§ **Task statement**: Scan the listing below. Report each line that includes "asemassa".

(Collected data)
========

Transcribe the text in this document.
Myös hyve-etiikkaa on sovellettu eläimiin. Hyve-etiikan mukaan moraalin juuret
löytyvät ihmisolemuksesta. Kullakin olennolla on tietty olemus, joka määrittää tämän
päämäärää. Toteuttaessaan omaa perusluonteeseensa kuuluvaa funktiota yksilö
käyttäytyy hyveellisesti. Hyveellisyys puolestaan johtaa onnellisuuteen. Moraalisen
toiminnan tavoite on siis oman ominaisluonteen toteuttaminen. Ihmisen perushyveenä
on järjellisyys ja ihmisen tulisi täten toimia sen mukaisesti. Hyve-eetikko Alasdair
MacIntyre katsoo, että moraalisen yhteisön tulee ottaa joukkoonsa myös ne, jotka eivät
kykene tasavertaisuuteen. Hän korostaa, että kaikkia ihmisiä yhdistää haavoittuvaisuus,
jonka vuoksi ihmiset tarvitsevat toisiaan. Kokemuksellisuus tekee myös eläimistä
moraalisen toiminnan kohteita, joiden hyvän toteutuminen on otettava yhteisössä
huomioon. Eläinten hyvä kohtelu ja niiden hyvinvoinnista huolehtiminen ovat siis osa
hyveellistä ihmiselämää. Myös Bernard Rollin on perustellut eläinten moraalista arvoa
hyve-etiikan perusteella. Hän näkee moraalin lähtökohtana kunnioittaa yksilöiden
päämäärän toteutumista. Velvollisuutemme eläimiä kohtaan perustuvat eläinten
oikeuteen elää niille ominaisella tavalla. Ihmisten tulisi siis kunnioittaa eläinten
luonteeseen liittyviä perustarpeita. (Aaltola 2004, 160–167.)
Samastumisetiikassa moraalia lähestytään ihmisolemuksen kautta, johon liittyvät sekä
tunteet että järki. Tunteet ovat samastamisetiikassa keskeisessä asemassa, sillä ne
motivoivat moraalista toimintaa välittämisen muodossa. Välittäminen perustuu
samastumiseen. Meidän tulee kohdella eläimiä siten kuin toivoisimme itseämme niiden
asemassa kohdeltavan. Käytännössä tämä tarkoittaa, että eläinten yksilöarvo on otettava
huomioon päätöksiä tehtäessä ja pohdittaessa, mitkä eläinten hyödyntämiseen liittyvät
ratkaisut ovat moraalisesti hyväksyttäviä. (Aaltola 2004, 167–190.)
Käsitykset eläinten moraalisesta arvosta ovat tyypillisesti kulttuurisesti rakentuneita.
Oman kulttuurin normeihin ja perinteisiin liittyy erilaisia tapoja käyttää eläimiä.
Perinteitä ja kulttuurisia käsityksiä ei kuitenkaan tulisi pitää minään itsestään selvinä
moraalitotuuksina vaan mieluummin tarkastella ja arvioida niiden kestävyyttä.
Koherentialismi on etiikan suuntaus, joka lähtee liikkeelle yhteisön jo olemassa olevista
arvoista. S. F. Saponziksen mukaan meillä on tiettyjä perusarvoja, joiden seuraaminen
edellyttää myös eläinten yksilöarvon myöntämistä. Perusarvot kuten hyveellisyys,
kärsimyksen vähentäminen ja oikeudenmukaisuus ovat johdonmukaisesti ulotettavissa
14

========

§ **Solution to this problem**:
tunteet että järki. Tunteet ovat samastamisetiikassa keskeisessä asemassa, sillä ne
asemassa kohdeltavan. Käytännössä tämä tarkoittaa, että eläinten yksilöarvo on otettava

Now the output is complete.